Search the material and gather each line with "JSON" in it.

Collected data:
========
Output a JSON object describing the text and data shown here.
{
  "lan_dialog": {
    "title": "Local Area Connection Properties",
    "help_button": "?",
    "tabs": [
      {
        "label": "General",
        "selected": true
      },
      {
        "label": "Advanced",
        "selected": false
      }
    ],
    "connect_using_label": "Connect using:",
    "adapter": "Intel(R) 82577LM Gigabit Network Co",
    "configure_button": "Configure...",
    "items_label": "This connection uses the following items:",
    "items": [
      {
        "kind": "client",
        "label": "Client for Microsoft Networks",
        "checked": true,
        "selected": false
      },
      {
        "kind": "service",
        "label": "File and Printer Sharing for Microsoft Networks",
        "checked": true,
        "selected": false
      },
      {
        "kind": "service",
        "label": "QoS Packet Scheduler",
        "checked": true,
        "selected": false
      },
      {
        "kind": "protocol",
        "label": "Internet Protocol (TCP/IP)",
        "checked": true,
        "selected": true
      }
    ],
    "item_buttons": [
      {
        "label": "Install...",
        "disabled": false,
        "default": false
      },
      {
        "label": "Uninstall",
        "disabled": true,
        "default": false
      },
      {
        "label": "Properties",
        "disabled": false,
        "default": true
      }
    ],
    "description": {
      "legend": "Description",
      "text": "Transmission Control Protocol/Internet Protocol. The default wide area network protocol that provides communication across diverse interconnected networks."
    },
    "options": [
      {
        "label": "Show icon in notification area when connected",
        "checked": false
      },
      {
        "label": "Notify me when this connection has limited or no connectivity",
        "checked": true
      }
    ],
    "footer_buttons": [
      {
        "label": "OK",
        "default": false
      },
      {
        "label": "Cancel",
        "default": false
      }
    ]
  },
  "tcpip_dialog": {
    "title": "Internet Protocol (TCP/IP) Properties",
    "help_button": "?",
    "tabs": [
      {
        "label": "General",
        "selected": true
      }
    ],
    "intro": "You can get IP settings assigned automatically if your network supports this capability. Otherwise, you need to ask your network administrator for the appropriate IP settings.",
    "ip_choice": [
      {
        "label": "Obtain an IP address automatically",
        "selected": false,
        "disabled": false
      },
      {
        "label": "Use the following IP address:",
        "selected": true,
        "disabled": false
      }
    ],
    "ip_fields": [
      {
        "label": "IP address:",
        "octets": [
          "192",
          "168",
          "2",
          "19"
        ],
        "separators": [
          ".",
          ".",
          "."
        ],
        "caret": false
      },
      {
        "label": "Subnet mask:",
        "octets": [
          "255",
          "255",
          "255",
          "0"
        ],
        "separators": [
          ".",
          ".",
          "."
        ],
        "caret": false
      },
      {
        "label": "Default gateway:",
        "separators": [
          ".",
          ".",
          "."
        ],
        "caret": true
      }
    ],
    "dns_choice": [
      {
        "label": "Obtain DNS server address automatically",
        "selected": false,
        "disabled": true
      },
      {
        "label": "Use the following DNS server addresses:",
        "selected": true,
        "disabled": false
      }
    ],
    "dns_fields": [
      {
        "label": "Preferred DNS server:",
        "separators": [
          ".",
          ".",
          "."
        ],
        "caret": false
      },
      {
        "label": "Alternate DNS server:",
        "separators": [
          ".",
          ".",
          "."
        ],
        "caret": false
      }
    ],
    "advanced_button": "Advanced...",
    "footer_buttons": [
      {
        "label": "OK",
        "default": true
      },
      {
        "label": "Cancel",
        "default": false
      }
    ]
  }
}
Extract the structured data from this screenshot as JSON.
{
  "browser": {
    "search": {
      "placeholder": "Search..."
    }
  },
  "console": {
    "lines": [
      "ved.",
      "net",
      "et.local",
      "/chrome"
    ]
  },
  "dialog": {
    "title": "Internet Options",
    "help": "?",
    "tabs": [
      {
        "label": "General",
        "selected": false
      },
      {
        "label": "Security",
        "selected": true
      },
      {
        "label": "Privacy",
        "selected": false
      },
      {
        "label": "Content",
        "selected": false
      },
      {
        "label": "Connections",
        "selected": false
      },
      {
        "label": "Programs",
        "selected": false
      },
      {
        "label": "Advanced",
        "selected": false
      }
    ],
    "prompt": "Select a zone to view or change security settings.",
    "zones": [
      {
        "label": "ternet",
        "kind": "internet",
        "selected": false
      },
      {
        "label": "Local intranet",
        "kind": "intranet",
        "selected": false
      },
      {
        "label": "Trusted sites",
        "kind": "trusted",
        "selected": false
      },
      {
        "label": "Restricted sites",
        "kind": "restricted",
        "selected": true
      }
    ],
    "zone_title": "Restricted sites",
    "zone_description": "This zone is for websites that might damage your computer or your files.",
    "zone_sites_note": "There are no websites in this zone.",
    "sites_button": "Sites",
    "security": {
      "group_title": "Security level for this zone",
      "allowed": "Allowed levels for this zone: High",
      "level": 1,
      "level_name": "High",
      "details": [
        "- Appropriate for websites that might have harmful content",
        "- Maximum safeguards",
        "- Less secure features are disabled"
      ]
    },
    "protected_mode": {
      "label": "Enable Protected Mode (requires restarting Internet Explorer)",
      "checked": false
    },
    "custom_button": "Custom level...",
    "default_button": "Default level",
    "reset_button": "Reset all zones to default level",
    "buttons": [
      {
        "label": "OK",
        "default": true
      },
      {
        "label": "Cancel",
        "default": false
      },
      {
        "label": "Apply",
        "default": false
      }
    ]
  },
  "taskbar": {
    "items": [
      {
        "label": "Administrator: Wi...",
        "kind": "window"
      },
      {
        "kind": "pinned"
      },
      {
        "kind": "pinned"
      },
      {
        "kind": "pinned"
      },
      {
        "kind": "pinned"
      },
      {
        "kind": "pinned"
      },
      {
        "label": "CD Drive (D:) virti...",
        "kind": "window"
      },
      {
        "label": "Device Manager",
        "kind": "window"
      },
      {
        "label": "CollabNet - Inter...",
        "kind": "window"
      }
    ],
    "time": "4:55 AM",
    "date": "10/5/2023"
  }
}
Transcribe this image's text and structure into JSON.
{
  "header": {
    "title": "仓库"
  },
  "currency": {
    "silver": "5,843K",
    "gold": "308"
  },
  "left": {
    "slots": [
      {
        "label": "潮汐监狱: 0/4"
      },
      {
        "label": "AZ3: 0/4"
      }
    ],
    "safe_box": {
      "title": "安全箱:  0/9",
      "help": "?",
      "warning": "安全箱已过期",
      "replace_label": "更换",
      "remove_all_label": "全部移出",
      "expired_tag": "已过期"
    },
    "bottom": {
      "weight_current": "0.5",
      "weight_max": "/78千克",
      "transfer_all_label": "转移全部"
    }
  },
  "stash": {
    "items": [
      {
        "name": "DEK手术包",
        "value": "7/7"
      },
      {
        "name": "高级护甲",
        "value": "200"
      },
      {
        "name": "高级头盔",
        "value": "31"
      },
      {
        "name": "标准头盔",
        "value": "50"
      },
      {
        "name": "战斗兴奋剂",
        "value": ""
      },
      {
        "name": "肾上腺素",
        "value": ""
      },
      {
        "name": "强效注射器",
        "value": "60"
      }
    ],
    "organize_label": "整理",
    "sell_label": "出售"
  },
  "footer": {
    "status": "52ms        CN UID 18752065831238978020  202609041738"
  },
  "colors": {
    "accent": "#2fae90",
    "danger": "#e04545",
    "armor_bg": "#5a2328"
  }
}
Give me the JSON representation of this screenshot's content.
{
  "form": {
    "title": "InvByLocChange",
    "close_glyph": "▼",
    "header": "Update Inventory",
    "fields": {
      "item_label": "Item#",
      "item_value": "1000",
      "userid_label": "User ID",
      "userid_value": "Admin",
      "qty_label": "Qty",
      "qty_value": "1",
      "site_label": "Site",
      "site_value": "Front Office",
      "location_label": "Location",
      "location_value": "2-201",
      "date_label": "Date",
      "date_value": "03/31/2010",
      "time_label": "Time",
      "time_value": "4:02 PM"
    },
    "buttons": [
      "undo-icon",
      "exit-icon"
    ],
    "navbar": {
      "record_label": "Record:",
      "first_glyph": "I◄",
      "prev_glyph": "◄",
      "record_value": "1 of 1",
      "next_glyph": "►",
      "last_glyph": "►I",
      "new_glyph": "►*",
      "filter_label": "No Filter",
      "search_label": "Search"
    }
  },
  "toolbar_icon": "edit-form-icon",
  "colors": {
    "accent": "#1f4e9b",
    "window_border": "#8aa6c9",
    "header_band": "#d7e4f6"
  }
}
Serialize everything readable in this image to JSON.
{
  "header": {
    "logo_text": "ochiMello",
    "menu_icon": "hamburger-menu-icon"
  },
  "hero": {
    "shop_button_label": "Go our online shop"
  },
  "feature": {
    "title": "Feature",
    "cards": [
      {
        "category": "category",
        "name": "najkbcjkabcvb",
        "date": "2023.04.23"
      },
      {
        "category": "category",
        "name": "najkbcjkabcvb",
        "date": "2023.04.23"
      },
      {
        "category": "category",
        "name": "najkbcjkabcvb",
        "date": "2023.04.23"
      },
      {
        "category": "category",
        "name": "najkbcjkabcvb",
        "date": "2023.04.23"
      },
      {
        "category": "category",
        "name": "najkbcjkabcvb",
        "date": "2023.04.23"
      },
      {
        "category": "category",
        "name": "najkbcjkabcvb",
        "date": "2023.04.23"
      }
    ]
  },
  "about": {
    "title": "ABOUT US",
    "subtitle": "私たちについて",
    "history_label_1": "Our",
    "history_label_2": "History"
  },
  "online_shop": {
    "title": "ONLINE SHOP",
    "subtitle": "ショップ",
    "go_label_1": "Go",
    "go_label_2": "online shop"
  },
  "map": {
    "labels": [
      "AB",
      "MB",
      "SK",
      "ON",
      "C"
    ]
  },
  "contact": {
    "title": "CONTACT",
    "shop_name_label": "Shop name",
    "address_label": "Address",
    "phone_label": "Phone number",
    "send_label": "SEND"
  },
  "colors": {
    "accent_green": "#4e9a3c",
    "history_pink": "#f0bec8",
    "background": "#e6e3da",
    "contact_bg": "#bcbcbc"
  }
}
========
__FULL RESPONSE__:
Output a JSON object describing the text and data shown here.
Extract the structured data from this screenshot as JSON.
Transcribe this image's text and structure into JSON.
Give me the JSON representation of this screenshot's content.
Serialize everything readable in this image to JSON.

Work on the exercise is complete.